Below is a listing to write out in full, exactly as given, without its pictures.

===== DATA TO USE =====

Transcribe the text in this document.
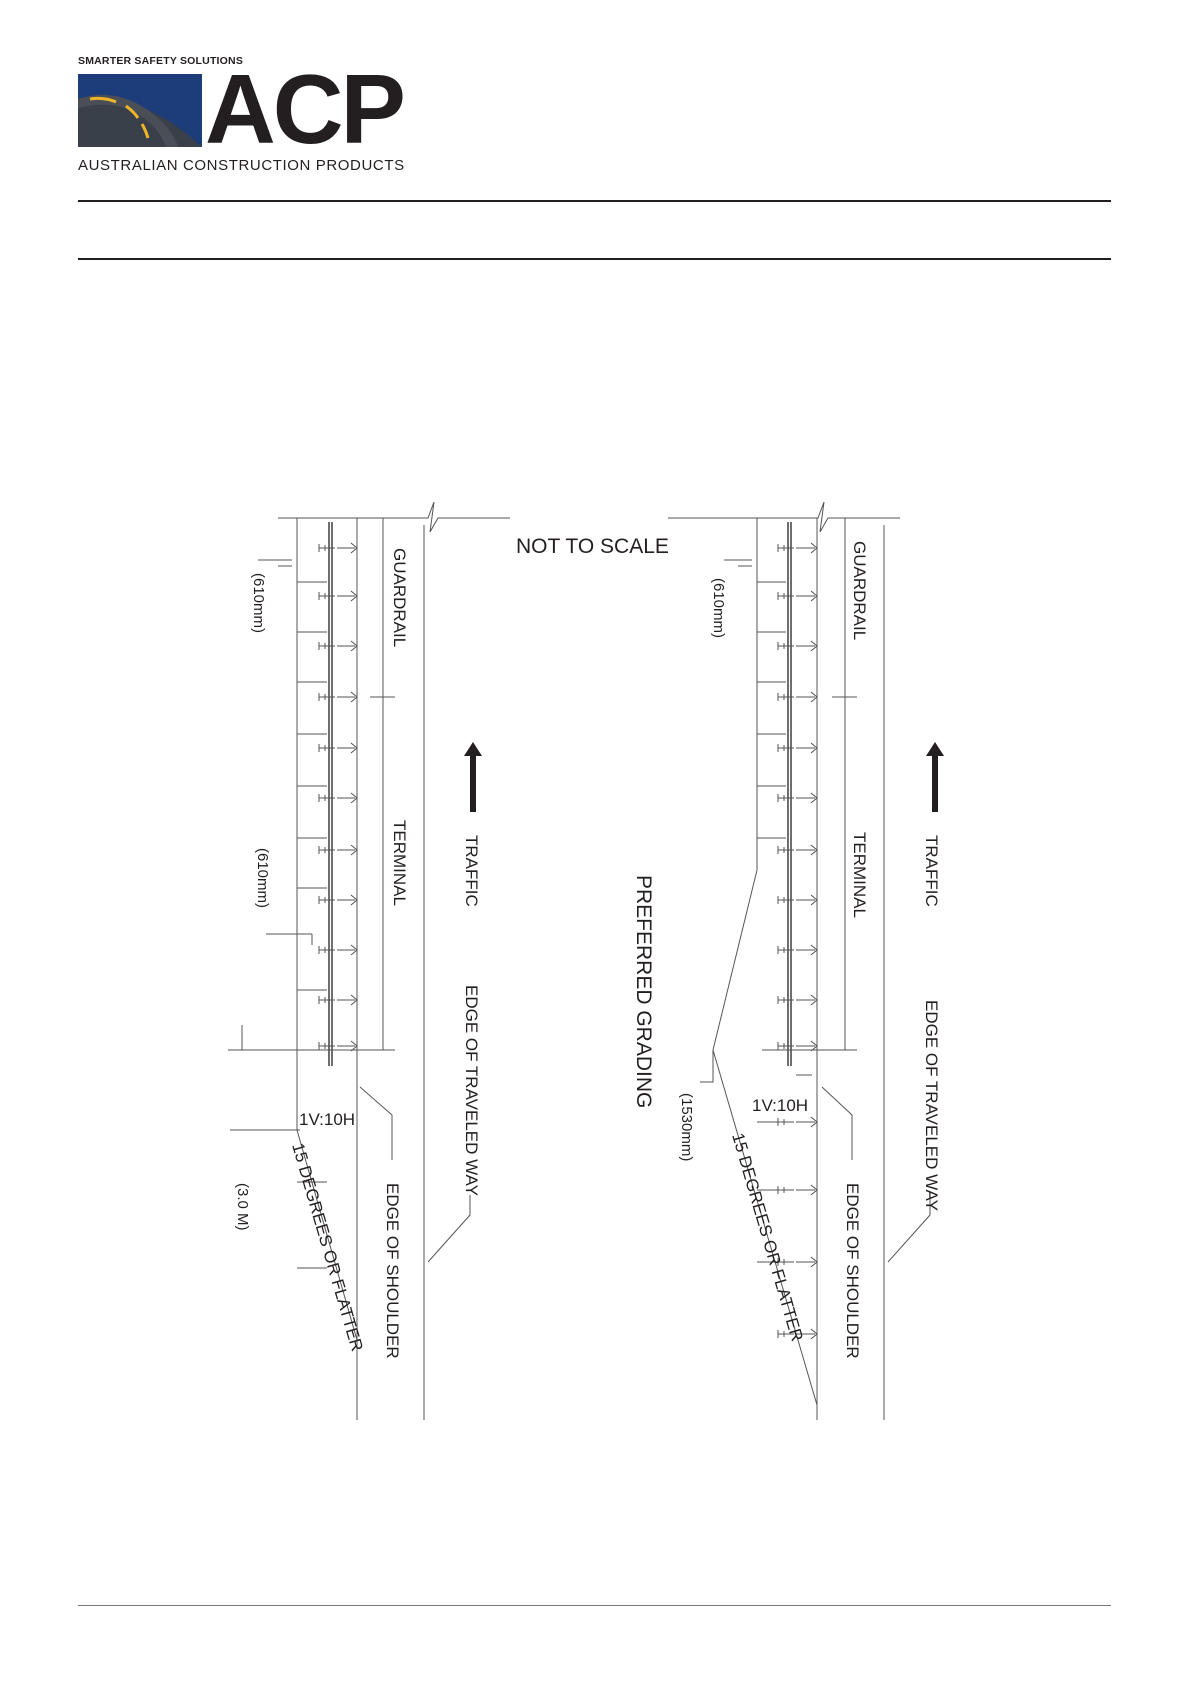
SMARTER SAFETY SOLUTIONS
ACP
AUSTRALIAN CONSTRUCTION PRODUCTS
GUARDRAIL
TERMINAL	TRAFFIC
EDGE OF TRAVELED WAY
EDGE OF SHOULDER
(610mm)
(610mm)
(3.0 M)
1V:10H
15 DEGREES OR FLATTER
NOT TO SCALE
PREFERRED GRADING
GUARDRAIL
TERMINAL	TRAFFIC
EDGE OF TRAVELED WAY
EDGE OF SHOULDER
(610mm)
(1530mm)	1V:10H
15 DEGREES OR FLATTER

=====

#### RESPONSE:
Transcribe the text in this document.
SMARTER SAFETY SOLUTIONS
ACP
AUSTRALIAN CONSTRUCTION PRODUCTS
GUARDRAIL
TERMINAL	TRAFFIC
EDGE OF TRAVELED WAY
EDGE OF SHOULDER
(610mm)
(610mm)
(3.0 M)
1V:10H
15 DEGREES OR FLATTER
NOT TO SCALE
PREFERRED GRADING
GUARDRAIL
TERMINAL	TRAFFIC
EDGE OF TRAVELED WAY
EDGE OF SHOULDER
(610mm)
(1530mm)	1V:10H
15 DEGREES OR FLATTER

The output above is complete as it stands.